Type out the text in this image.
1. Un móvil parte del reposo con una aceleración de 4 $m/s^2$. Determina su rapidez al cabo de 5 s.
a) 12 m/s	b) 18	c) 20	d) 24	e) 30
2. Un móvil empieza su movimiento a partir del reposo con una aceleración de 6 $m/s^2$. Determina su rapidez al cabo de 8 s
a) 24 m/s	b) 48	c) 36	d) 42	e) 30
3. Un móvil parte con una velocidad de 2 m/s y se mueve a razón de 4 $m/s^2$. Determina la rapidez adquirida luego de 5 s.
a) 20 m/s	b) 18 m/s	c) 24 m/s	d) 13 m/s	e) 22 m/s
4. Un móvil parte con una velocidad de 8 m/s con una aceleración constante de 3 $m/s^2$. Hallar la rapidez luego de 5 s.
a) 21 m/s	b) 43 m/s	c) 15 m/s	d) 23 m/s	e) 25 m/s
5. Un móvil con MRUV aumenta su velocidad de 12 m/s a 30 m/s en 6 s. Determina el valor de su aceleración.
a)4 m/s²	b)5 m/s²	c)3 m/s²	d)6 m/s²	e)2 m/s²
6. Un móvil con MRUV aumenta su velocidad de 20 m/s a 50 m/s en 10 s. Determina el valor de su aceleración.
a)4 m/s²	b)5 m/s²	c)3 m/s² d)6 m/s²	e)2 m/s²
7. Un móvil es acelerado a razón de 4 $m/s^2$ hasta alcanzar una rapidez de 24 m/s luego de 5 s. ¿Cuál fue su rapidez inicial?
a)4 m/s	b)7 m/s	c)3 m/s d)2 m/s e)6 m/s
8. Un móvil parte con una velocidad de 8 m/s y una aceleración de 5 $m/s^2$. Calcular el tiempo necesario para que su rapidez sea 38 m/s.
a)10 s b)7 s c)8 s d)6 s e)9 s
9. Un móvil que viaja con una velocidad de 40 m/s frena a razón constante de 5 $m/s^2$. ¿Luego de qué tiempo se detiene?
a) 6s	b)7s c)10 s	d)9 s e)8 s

What to produce: Search the listing for the string "parte". Copy each line where it turns up.

Complete output:
1. Un móvil parte del reposo con una aceleración de 4 $m/s^2$. Determina su rapidez al cabo de 5 s.
3. Un móvil parte con una velocidad de 2 m/s y se mueve a razón de 4 $m/s^2$. Determina la rapidez adquirida luego de 5 s.
4. Un móvil parte con una velocidad de 8 m/s con una aceleración constante de 3 $m/s^2$. Hallar la rapidez luego de 5 s.
8. Un móvil parte con una velocidad de 8 m/s y una aceleración de 5 $m/s^2$. Calcular el tiempo necesario para que su rapidez sea 38 m/s.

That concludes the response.